● Goal of the exercise:
From the passage on agarose hydrogel wound dressings, reproduce word for word the part between "In recent years, the" and "40 °C [18].", inclusive.

● Page text:
_ _ _ _ _
In recent years, the possibility of manufacturing high-performance and multi-purpose wound dressings with non-woven materials has been widely explored. Such materials include chitosan [8,9,10], alginate [11,12], and bacterial cellulose [13]. Due to the range of unique properties, agarose, a polysaccharide sourced from seaweed, has found uses in biomedical [14], cosmeceutical [15], and food applications [16]. One of the most useful properties of agarose is its capability to form physically crosslinked hydrogels that are biocompatible and inert [17]. Agarose hydrogels exhibit hysteresis in their phase behavior, that is, they are soluble at temperatures above 90 °C while they form a gel below 40 °C [18].
Blending can be used as a technique to manipulate hydrogel properties for various applications. Successful examples of this include hydrogel blends of agarose–methylcellulose for the control of the gelation time and temperature [19], agar-poly(vinyl alcohol) for control of the mechanical properties [20], and gelatine–hydroxyethyl cellulose for control over drug release rate [21].
Agarose can be chemically modified through a controlled carboxylation of the polysaccharide backbone (Figure 1A) to obtain carboxylated agarose (CA) and gain precise control over the mechanical properties of the modified hydrogel by inducing a switch of the secondary structure from α-helical to β-sheet [22]. Blending native agarose (NA) with different amounts of CA, leads to gels with predictable shear moduli ranging from 0.1 to 100 kPa [23].
While blending offers considerable industrial advantage for the industrial manufacturing of hydrogels with broad mechanical properties, neither NA nor CA possess intrinsic anti-microbial properties. However, based on their good molecular transport properties [24], here, we attempted to exploit NA–CA hydrogel blends to formulate wound dressings capable of carrying antimicrobial agents and providing continuous topical drug delivery for over ten hours.
_ _ _ _ _
● Source information:

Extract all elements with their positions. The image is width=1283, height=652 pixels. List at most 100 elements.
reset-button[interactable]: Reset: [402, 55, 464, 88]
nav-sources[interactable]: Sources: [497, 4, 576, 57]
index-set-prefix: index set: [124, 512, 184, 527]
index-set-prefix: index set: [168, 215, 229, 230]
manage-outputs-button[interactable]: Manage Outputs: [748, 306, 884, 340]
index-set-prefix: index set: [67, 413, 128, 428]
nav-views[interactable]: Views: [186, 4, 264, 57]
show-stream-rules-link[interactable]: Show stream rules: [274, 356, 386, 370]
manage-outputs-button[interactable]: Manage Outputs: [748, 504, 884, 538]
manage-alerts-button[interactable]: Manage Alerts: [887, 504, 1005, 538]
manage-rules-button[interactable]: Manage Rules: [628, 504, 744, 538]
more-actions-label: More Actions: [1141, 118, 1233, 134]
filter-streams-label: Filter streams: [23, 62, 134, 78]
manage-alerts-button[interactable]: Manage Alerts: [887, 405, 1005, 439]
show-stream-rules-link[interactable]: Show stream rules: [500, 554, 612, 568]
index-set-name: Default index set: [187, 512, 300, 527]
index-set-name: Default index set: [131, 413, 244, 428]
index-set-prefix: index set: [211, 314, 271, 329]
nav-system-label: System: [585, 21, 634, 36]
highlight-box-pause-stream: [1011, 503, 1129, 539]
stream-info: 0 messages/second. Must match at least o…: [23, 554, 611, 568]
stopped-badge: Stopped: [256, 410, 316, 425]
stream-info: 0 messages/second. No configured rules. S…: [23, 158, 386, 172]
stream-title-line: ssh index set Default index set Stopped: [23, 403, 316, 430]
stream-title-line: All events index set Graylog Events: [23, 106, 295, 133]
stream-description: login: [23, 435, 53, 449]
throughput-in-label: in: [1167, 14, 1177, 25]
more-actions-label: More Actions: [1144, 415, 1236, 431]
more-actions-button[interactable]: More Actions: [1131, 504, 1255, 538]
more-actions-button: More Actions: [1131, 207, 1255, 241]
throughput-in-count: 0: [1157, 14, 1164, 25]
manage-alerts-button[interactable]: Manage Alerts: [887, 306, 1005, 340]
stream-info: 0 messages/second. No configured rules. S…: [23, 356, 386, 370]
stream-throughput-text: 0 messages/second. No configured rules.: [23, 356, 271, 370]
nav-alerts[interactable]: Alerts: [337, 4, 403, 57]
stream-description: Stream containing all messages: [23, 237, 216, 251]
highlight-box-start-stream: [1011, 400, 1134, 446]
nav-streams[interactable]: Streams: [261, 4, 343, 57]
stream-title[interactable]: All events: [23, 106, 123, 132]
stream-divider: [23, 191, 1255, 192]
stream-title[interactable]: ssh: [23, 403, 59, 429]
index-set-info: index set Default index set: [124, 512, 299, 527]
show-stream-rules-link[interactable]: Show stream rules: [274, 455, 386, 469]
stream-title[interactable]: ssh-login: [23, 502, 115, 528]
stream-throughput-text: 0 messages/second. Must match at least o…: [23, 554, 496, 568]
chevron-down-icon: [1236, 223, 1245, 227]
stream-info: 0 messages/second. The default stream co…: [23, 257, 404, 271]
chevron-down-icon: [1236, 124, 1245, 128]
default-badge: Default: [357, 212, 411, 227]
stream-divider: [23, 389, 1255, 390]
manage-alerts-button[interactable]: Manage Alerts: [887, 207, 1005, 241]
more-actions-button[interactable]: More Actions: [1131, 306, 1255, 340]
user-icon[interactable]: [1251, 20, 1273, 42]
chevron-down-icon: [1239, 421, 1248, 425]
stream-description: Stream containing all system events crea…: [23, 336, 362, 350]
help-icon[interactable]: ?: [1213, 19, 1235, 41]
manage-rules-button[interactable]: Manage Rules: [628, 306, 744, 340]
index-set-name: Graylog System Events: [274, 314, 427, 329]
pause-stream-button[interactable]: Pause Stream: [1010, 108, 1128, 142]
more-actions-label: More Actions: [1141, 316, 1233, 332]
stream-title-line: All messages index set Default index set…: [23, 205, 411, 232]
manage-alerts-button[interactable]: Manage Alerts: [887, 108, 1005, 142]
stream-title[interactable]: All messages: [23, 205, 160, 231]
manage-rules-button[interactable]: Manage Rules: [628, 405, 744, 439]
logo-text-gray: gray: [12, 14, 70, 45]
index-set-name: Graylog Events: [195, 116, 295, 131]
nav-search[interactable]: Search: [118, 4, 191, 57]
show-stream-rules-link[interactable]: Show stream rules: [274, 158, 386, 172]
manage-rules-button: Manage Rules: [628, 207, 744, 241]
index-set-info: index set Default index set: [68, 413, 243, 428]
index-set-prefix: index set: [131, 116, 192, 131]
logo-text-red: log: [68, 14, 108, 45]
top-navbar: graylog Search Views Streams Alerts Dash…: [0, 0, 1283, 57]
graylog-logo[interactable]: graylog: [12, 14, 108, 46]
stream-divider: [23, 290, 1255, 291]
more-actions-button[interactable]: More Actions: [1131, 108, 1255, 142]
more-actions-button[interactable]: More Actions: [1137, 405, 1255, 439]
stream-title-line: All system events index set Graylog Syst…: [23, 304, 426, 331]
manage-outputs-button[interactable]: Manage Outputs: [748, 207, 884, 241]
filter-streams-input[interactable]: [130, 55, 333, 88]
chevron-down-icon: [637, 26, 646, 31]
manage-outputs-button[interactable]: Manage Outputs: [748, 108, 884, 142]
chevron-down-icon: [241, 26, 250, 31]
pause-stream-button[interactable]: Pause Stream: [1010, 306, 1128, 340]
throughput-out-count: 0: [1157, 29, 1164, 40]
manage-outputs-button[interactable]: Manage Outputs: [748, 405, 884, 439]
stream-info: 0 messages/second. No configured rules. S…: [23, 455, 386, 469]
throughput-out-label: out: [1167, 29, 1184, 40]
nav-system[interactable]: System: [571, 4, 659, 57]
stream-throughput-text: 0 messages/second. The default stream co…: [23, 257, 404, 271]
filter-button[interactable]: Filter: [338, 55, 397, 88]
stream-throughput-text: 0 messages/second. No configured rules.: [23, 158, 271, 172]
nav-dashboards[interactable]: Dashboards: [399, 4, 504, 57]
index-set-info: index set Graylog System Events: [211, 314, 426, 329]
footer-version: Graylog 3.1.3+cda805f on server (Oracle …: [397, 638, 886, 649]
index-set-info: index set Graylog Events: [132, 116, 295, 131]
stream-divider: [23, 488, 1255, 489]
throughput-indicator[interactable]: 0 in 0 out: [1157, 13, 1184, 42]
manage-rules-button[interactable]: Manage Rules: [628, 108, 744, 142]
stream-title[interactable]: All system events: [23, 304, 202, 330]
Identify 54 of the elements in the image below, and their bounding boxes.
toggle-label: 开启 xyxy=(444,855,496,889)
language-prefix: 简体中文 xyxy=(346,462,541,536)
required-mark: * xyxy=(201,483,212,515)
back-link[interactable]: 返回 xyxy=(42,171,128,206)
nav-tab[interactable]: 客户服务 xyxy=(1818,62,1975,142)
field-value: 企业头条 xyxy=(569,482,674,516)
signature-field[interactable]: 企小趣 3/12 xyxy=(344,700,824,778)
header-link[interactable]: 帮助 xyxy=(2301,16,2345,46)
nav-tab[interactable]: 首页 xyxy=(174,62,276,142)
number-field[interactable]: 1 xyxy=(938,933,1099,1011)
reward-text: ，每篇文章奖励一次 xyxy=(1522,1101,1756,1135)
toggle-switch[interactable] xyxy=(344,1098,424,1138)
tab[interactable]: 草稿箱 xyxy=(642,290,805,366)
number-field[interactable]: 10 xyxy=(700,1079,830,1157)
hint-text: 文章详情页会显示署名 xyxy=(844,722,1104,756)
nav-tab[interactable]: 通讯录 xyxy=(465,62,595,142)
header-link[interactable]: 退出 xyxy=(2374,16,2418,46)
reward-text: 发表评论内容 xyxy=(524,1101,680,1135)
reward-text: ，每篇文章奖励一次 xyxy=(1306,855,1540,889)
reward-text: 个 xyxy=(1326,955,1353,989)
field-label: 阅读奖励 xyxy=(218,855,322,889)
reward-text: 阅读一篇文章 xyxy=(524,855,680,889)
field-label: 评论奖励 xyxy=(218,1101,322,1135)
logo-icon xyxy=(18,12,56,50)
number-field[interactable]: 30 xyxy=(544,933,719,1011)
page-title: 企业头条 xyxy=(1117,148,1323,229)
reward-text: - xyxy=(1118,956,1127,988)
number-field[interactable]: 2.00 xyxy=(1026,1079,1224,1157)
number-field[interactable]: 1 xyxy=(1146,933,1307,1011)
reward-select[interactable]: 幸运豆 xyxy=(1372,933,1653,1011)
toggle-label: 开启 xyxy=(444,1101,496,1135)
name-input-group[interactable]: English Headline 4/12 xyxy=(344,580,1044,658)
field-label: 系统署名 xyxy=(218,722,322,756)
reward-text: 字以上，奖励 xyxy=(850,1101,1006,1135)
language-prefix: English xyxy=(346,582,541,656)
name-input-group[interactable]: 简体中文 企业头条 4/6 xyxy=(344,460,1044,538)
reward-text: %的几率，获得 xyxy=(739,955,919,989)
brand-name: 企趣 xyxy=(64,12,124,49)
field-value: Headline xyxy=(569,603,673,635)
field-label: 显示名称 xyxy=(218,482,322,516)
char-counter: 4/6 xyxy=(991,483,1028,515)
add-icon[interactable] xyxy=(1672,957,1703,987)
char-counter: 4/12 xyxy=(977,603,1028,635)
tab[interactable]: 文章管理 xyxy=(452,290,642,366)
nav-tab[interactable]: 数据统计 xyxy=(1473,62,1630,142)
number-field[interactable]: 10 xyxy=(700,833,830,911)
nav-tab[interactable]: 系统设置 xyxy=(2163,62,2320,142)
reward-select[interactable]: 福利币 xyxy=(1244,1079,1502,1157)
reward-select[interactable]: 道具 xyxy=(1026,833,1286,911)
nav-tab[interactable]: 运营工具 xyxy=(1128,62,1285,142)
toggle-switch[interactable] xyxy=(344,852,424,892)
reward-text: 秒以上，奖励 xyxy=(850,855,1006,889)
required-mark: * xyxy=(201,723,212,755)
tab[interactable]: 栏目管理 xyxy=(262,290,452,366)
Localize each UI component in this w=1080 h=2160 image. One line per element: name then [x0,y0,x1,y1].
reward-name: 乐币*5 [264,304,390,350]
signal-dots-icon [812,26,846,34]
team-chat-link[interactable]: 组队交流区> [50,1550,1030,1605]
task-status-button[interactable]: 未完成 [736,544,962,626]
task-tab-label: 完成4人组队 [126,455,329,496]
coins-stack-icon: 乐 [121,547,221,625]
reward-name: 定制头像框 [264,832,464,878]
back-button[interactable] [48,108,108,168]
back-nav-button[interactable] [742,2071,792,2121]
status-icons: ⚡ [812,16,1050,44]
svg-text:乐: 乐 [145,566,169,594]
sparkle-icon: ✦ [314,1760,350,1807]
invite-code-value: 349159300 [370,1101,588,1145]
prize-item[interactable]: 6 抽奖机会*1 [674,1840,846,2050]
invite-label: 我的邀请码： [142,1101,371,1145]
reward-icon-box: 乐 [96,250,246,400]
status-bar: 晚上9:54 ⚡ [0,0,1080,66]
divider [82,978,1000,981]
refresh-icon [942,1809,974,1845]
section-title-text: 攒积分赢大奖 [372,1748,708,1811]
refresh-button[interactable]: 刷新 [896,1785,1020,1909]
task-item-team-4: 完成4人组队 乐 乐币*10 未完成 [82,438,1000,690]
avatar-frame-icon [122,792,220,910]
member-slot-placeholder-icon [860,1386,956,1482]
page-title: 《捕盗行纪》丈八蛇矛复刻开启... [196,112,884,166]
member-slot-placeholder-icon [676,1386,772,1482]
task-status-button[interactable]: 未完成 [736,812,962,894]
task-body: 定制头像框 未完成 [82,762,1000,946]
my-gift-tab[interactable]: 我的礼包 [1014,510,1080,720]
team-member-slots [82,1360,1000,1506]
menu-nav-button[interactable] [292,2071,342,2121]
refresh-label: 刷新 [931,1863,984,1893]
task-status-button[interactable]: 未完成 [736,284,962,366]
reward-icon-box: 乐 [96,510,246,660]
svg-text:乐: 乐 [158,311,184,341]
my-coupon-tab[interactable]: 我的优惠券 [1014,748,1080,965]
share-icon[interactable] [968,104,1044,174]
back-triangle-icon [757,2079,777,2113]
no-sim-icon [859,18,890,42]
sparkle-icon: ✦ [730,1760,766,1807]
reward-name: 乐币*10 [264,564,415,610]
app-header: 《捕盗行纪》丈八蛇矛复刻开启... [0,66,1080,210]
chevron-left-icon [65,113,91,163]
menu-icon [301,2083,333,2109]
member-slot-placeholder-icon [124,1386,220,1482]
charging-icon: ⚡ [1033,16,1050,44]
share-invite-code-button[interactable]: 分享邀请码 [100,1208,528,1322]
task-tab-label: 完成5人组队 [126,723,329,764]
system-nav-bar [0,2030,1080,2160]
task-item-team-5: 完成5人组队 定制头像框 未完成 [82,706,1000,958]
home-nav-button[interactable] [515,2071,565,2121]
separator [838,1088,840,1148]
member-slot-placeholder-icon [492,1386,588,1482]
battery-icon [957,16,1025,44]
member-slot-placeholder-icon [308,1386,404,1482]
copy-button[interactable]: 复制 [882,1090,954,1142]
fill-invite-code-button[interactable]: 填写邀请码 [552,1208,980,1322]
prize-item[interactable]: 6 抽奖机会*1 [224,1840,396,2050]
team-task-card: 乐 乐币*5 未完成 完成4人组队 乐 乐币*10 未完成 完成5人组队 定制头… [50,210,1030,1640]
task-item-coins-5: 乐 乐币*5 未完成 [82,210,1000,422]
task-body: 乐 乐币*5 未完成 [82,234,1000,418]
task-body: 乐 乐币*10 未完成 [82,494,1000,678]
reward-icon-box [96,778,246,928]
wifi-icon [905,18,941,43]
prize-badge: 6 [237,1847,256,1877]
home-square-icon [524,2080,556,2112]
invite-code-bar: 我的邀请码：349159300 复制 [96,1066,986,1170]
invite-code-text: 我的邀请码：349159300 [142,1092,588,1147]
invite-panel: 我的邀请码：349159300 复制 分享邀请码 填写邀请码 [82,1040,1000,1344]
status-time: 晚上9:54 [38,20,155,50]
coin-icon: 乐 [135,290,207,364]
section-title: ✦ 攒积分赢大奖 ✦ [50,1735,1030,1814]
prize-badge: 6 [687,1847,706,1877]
_ _ _ _ _
● Result:
In recent years, the possibility of manufacturing high-performance and multi-purpose wound dressings with non-woven materials has been widely explored. Such materials include chitosan [8,9,10], alginate [11,12], and bacterial cellulose [13]. Due to the range of unique properties, agarose, a polysaccharide sourced from seaweed, has found uses in biomedical [14], cosmeceutical [15], and food applications [16]. One of the most useful properties of agarose is its capability to form physically crosslinked hydrogels that are biocompatible and inert [17]. Agarose hydrogels exhibit hysteresis in their phase behavior, that is, they are soluble at temperatures above 90 °C while they form a gel below 40 °C [18].